§ **STATED PROBLEM**: Copy every line of the listing exactly.

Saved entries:
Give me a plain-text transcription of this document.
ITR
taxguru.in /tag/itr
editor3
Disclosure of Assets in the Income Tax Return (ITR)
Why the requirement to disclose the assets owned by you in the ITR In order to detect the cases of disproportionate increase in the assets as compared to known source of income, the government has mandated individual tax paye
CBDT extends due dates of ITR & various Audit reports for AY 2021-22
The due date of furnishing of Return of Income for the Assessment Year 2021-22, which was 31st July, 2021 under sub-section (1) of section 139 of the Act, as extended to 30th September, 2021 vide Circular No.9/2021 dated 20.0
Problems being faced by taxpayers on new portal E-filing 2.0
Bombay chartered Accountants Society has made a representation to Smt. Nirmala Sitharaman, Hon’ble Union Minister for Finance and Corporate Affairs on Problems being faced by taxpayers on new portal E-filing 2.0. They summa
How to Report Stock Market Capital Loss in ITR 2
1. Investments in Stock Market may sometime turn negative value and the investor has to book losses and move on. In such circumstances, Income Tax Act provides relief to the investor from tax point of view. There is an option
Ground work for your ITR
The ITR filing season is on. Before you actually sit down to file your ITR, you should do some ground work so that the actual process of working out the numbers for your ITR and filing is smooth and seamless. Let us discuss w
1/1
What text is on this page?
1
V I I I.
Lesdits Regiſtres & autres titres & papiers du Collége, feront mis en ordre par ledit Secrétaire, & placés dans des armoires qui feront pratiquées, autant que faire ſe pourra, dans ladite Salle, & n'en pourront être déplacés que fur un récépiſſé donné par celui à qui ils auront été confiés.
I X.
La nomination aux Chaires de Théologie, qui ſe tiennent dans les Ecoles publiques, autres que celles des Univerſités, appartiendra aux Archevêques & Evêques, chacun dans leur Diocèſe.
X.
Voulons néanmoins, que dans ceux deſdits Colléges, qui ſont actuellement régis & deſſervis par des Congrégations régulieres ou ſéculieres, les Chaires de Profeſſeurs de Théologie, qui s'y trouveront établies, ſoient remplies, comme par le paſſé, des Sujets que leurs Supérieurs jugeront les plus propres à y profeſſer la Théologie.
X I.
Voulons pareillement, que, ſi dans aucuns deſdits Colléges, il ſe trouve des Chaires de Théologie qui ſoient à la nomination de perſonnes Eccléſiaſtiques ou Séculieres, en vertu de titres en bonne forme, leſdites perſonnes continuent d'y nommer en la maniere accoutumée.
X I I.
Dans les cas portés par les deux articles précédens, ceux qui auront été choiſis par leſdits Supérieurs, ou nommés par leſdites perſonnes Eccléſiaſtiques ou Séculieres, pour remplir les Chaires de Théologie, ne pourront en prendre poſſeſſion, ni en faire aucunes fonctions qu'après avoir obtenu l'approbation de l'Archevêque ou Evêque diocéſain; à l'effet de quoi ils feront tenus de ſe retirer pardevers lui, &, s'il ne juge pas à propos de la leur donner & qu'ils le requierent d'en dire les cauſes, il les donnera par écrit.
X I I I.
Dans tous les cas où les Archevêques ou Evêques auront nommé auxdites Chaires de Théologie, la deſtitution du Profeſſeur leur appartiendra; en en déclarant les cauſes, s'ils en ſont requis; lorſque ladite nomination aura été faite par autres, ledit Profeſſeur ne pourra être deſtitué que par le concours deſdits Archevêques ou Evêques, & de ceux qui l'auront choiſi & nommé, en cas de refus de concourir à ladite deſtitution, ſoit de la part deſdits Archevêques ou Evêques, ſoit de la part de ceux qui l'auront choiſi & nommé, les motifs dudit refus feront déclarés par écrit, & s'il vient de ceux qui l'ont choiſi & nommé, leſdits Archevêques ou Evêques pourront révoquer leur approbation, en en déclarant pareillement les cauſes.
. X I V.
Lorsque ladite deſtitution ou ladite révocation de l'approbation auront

§ **ANSWER TO THE EXERCISE**:
Give me a plain-text transcription of this document.
ITR
taxguru.in /tag/itr
editor3
Disclosure of Assets in the Income Tax Return (ITR)
Why the requirement to disclose the assets owned by you in the ITR In order to detect the cases of disproportionate increase in the assets as compared to known source of income, the government has mandated individual tax paye
CBDT extends due dates of ITR & various Audit reports for AY 2021-22
The due date of furnishing of Return of Income for the Assessment Year 2021-22, which was 31st July, 2021 under sub-section (1) of section 139 of the Act, as extended to 30th September, 2021 vide Circular No.9/2021 dated 20.0
Problems being faced by taxpayers on new portal E-filing 2.0
Bombay chartered Accountants Society has made a representation to Smt. Nirmala Sitharaman, Hon’ble Union Minister for Finance and Corporate Affairs on Problems being faced by taxpayers on new portal E-filing 2.0. They summa
How to Report Stock Market Capital Loss in ITR 2
1. Investments in Stock Market may sometime turn negative value and the investor has to book losses and move on. In such circumstances, Income Tax Act provides relief to the investor from tax point of view. There is an option
Ground work for your ITR
The ITR filing season is on. Before you actually sit down to file your ITR, you should do some ground work so that the actual process of working out the numbers for your ITR and filing is smooth and seamless. Let us discuss w
1/1
What text is on this page?
1
V I I I.
Lesdits Regiſtres & autres titres & papiers du Collége, feront mis en ordre par ledit Secrétaire, & placés dans des armoires qui feront pratiquées, autant que faire ſe pourra, dans ladite Salle, & n'en pourront être déplacés que fur un récépiſſé donné par celui à qui ils auront été confiés.
I X.
La nomination aux Chaires de Théologie, qui ſe tiennent dans les Ecoles publiques, autres que celles des Univerſités, appartiendra aux Archevêques & Evêques, chacun dans leur Diocèſe.
X.
Voulons néanmoins, que dans ceux deſdits Colléges, qui ſont actuellement régis & deſſervis par des Congrégations régulieres ou ſéculieres, les Chaires de Profeſſeurs de Théologie, qui s'y trouveront établies, ſoient remplies, comme par le paſſé, des Sujets que leurs Supérieurs jugeront les plus propres à y profeſſer la Théologie.
X I.
Voulons pareillement, que, ſi dans aucuns deſdits Colléges, il ſe trouve des Chaires de Théologie qui ſoient à la nomination de perſonnes Eccléſiaſtiques ou Séculieres, en vertu de titres en bonne forme, leſdites perſonnes continuent d'y nommer en la maniere accoutumée.
X I I.
Dans les cas portés par les deux articles précédens, ceux qui auront été choiſis par leſdits Supérieurs, ou nommés par leſdites perſonnes Eccléſiaſtiques ou Séculieres, pour remplir les Chaires de Théologie, ne pourront en prendre poſſeſſion, ni en faire aucunes fonctions qu'après avoir obtenu l'approbation de l'Archevêque ou Evêque diocéſain; à l'effet de quoi ils feront tenus de ſe retirer pardevers lui, &, s'il ne juge pas à propos de la leur donner & qu'ils le requierent d'en dire les cauſes, il les donnera par écrit.
X I I I.
Dans tous les cas où les Archevêques ou Evêques auront nommé auxdites Chaires de Théologie, la deſtitution du Profeſſeur leur appartiendra; en en déclarant les cauſes, s'ils en ſont requis; lorſque ladite nomination aura été faite par autres, ledit Profeſſeur ne pourra être deſtitué que par le concours deſdits Archevêques ou Evêques, & de ceux qui l'auront choiſi & nommé, en cas de refus de concourir à ladite deſtitution, ſoit de la part deſdits Archevêques ou Evêques, ſoit de la part de ceux qui l'auront choiſi & nommé, les motifs dudit refus feront déclarés par écrit, & s'il vient de ceux qui l'ont choiſi & nommé, leſdits Archevêques ou Evêques pourront révoquer leur approbation, en en déclarant pareillement les cauſes.
. X I V.
Lorsque ladite deſtitution ou ladite révocation de l'approbation auront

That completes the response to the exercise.